▶ **EXTRACT TO READ**:
My strawberry patch had a second flush of ripe berries over the weekend. Given the wealth of fresh plums, cherries and peaches on our counter right now, I feared that the strawberries would go uneaten. What? Homegrown strawberries uneaten? Well, we find these July berries to be a little less luscious then the first June crop -- blander and drier, likely secondary to the inevitable heat and water issues of high summer. Come fall, they sweeten up again.
I had never gotten around to canning strawberry jam in the peak of the June harvest -- I made a refrigerator batch that was gobbled up in a day and then all the extra berries went to a friend with a weakness for late-night strawberry shortcake. I figured now was the time to put up some jars of preserves. If you are planning on serious strawberry preservation (either freezing or canning), June-bearing varieties are probably a better bet than everbearing. The problem with everbearings is that, after a relatively sizable June crop, they put out a few berries every few days. This is fine for garden snacking, but you rarely have enough ripe all at once to make a cobbler or a big amount of jam. I had read that putting some white-shouldered berries in jam is a good idea, because they have higher pectin levels, so I put some under-ripe berries into my jam pot. I had just enough to make 5 half-pints. If I hadn't also been canning apricot jam, it would have hardly been worth it to clean and sterilize all the equipment, let alone heat up my whole house with the water-canner!

[Data items]
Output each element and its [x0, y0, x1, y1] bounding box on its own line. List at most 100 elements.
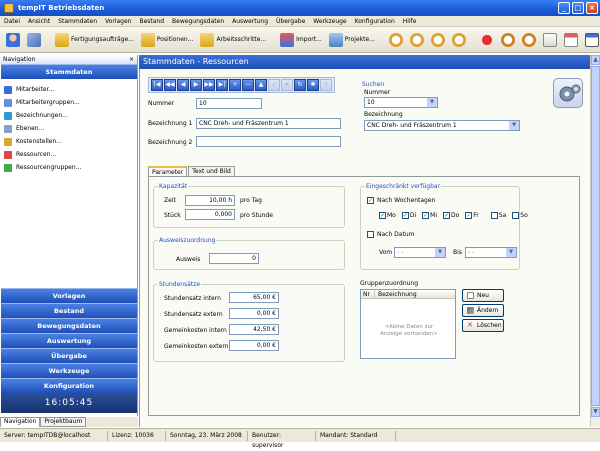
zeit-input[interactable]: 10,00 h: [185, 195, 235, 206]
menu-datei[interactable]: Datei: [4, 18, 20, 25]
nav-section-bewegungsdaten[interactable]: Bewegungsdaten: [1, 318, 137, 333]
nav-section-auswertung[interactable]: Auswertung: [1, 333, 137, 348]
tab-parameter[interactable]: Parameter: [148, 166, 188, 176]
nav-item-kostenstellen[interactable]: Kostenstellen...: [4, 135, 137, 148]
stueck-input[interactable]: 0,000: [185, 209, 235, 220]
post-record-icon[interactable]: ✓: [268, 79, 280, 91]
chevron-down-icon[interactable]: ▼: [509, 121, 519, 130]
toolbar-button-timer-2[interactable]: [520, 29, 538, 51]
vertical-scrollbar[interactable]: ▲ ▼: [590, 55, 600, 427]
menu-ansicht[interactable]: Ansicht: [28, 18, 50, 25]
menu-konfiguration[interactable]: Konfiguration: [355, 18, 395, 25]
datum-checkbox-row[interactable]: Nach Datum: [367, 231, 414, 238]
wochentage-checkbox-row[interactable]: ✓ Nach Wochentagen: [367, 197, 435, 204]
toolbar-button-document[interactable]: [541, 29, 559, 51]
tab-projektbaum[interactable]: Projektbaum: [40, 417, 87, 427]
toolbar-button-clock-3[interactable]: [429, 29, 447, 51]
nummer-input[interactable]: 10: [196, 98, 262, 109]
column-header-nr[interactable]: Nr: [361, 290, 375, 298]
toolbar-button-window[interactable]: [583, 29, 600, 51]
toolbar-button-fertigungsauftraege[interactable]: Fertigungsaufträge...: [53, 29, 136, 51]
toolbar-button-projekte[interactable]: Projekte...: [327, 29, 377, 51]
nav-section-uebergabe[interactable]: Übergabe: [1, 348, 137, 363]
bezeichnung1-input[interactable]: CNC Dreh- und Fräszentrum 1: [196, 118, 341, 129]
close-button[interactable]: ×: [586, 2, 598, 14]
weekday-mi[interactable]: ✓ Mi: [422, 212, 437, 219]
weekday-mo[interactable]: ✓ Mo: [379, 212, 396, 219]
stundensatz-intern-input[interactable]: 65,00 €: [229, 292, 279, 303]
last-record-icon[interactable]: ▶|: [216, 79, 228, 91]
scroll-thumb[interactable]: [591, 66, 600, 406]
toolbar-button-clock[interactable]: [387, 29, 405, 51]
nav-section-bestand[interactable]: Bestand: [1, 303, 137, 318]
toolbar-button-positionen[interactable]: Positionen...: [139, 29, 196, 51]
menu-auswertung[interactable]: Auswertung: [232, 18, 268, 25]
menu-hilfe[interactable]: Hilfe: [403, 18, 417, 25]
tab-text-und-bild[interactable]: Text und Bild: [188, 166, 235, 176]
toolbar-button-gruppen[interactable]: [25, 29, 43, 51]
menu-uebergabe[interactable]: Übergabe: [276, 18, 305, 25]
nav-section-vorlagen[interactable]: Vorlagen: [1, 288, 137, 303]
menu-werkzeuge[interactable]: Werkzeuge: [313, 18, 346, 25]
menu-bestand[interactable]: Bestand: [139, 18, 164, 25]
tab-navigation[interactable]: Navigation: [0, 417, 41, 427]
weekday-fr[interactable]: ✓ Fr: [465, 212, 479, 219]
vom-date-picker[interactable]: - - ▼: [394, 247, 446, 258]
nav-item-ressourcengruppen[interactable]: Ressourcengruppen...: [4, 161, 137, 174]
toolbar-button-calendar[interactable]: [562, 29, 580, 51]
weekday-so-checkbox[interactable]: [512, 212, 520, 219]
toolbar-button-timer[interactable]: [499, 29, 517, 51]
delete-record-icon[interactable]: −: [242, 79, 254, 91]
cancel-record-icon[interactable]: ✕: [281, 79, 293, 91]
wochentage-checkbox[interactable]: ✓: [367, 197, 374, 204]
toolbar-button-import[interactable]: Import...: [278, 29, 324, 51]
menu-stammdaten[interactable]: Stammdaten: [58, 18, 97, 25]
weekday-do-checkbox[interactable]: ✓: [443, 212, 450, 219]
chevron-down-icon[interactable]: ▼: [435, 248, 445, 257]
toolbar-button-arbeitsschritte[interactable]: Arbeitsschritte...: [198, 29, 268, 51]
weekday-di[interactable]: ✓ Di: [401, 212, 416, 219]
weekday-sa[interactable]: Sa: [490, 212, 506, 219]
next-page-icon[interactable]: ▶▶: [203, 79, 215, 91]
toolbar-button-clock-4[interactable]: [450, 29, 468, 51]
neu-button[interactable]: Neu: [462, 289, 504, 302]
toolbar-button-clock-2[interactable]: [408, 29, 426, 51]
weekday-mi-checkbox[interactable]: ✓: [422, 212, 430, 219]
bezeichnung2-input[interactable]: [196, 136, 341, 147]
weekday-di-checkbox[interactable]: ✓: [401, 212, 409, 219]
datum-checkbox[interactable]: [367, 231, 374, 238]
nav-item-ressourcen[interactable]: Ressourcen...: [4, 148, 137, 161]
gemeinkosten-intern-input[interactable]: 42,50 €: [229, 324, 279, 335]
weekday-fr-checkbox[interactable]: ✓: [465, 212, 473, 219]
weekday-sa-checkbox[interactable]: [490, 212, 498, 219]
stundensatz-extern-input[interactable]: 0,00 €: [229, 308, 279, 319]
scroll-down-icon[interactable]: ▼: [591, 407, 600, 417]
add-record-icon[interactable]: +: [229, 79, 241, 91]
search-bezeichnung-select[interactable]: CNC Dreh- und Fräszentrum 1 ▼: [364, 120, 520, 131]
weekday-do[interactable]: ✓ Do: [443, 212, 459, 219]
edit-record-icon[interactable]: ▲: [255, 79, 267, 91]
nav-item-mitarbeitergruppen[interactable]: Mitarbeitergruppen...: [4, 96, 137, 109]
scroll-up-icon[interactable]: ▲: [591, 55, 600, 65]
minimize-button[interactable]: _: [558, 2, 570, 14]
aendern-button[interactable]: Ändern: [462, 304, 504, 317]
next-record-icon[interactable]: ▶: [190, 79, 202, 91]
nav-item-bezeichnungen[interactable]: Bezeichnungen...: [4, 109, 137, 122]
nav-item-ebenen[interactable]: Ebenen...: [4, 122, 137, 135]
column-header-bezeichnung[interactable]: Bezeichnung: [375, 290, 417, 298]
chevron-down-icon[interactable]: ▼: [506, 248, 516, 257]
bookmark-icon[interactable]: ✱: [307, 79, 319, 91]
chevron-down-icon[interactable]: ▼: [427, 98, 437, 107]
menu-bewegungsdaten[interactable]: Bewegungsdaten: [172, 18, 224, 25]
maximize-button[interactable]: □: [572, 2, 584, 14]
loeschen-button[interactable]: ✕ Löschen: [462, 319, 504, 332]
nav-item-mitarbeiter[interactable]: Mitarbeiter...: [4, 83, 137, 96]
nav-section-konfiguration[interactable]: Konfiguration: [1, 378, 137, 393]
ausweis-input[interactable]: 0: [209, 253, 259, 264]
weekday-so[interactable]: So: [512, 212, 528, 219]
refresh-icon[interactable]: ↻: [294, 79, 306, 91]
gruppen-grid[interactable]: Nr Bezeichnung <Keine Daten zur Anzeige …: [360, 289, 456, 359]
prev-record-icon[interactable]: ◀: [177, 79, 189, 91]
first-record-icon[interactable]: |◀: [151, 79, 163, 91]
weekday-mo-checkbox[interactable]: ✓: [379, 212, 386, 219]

▶ **WHAT YOU WILL DO**:
1 – How many half-pints of jam did the strawberry post's writer end up making?
2 – Please rewrite the lines of the entries from the one holding "zeit-input[interactable]: 10,00 h: [185, 195, 235, 206]" through the one holding "333, 137, 348]", inclusive, with "interactable" changed to "clickable" and nothing else altered.
These entries are unrelated to the strawberry post.

▶ **LIST OF SOLUTIONS**:
1 – Five half-pints.

2 –
zeit-input[clickable]: 10,00 h: [185, 195, 235, 206]
menu-datei[clickable]: Datei: [4, 18, 20, 25]
nav-section-bewegungsdaten[clickable]: Bewegungsdaten: [1, 318, 137, 333]
nav-section-auswertung[clickable]: Auswertung: [1, 333, 137, 348]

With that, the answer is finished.